## Excerpt provided

Perhaps this is off topic but I don't know where else to post it.
Recently some washing 'powders' have contained a perfume which I find
offensive. These perfumes appear to be totally resistent to being rinsed
out. I am now reluctant to wear almost any of my clothes.
Has anyone else noticed this. More to the point, does anyone know how to
remove this offensive odour?
Rinse them through with tomato juice.
In the Canadian wilds motorists always carry catering packs of Tomato juice
with them, its the only stuff that removes the smell of skunk after you run
I googled that trisodium phosphate is used to remove the diesel smell from
clothes both by sailers and oil rig workers. It is very bad for the environment
so is no longer used in washing powders, but is the most powerful cleaner
around. I don't know
if this would work or not, but you could try ammonia in a wash as well.
P.S. one can find trisodium phosphate in Lucky Charms "magically delicious"
Using a spot of diesel fuel instead of rinse aid would achieve the
desired effect but perhaps not in the way you want :-)
You could try unscented washing powder (eg
and I believe both Tide and Persil produce unscented versions of some
of their powders.
However if you are not using a fabric softener any scent in the
detergent should really be gone by the final rinse, and certainly
after drying - if it is noticeable I'd suggest you are using too much
detergent and it isn't being fully rinsed out.

## Information supplied
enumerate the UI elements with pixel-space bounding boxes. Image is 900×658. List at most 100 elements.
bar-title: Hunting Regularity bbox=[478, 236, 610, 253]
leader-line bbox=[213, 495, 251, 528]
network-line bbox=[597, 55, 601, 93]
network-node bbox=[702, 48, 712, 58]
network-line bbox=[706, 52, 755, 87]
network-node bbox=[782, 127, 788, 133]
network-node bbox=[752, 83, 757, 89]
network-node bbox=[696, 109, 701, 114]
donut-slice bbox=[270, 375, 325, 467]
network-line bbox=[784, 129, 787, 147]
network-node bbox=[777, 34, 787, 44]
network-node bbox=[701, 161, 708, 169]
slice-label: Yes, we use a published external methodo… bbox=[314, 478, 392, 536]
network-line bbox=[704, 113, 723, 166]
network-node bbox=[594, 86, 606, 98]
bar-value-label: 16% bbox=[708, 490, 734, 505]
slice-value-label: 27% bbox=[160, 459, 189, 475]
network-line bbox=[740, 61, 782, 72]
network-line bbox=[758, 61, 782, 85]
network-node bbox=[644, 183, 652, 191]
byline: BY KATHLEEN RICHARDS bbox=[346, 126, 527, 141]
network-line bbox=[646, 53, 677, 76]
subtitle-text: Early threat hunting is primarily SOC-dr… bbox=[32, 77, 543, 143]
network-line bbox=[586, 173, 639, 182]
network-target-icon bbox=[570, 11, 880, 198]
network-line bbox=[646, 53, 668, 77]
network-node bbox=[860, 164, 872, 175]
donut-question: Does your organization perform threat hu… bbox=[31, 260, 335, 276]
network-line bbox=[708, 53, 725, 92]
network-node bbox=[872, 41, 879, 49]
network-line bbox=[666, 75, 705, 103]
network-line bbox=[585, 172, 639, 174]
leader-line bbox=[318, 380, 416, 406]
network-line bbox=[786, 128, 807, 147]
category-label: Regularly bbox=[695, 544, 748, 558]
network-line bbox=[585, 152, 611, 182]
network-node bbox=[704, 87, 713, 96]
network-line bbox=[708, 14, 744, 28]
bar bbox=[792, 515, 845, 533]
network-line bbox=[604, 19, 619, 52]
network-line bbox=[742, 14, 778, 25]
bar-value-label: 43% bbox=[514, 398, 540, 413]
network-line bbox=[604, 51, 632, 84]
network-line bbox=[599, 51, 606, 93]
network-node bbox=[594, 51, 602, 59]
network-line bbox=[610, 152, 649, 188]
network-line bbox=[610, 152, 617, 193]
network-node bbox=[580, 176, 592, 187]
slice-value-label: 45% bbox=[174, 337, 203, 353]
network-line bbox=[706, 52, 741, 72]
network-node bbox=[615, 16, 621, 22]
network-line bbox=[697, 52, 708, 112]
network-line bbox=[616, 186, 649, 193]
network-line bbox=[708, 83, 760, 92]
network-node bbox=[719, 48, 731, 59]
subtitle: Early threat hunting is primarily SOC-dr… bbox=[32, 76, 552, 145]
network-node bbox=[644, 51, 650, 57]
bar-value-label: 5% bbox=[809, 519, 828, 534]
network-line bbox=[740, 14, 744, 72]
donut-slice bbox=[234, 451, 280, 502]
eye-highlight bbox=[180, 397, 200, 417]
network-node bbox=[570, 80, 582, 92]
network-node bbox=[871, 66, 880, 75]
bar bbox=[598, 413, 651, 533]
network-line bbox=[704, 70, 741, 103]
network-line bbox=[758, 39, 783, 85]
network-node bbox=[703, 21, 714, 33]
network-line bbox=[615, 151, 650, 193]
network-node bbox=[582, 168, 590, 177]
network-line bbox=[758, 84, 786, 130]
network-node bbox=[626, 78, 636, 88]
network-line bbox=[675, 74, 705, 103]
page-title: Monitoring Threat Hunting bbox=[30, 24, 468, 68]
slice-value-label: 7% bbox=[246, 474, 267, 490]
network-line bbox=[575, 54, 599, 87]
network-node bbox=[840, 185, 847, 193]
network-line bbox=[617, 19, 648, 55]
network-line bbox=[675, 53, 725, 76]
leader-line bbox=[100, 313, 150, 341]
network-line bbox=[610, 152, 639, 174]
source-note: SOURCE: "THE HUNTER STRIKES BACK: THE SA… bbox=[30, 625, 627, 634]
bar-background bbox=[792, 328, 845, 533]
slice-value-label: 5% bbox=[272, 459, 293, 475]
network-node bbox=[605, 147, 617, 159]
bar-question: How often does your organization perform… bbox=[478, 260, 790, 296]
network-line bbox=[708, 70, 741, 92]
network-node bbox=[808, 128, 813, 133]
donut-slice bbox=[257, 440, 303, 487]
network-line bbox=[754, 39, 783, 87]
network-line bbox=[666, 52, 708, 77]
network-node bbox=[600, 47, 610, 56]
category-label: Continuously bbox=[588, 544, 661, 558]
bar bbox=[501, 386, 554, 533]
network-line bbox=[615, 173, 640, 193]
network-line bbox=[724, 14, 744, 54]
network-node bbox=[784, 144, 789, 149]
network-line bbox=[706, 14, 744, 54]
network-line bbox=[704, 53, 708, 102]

## Exercise task 1
Summarize the forum thread about perfumed washing powder in two sentences.
## Exercise task 2
List every substance or product that replies in the forum thread about perfumed washing powder suggest using in the wash or rinse.
## Exercise task 3
Write a continuation of the forum thread about perfumed washing powder, starting after its last sentence.
The material comes from a separate source and has no connection to the text.

## Right answer 1
A poster says that some recent washing powders contain a perfume that seems impossible to rinse out of clothes and asks how to remove the smell. Replies suggest tomato juice, trisodium phosphate, ammonia or unscented powders, and one notes that without fabric softener the scent should be gone after the final rinse, so too much detergent may be the problem.

## Right answer 2
- Tomato juice
- Trisodium phosphate
- Ammonia
- Diesel fuel (in place of rinse aid)
- Unscented washing powder, such as the unscented versions from Tide and Persil

## Right answer 3
So one might think. However, multiple rinses, washes with no detergent, and
so on, have failed to remove the odour. The possibility that I have become
more sensitive is questionable because clothes which have not been washed so
recently have no offensive odour, as do new clothes, which smell of nothing
in particular apart from the odour which I would expect the fabric to
I would accept as possible, if improbable, the hypothesis that some new
residue is not detectable by most people, but that I possess an exceptional
sensitivity to it. That is partly what I am trying to find out. Since I am
unlikely to be unique, if such a substance, noxious to a proportion of the
population, is being adsorbed irreversibly strongly onto the clothes,
perhaps there is a case for damages in law.
I switched from persil to ecover a while back. Recently I had the
unfortunate circumstance where I ran out of ecover, and had to go back
to the last dregs of persil. The perfume that lingered afterwards made
me sneeze constantly, I gave up and re-washed everything I could find in
ecover again after it had been persilled.
Ecover has a slight fragrance in the detergent but hardly any remains.
There's a slightly stronger fragrance if you use the softner, but still
much much less powerful than those terrible persil/ariel/etc brands.
Very odd, in the interests of science I've just been investigating
the output of the washing machine, things which have had fabric
conditioner in the wash obviously have quite a marked smell. Those
which have not however are virtually odour free when wet and
completely odour free (as far as I can tell) when dry. That's using
Kirkland powder from Costco.
I use washing-up-liquid. When I use a laundrette I make sure the
residue in the soap box goes into the first (prewash) cycle. I use the
cold water setting and the shortest cycle. Soiled stuff might get to
go around 2 or 3 times but they come out clean.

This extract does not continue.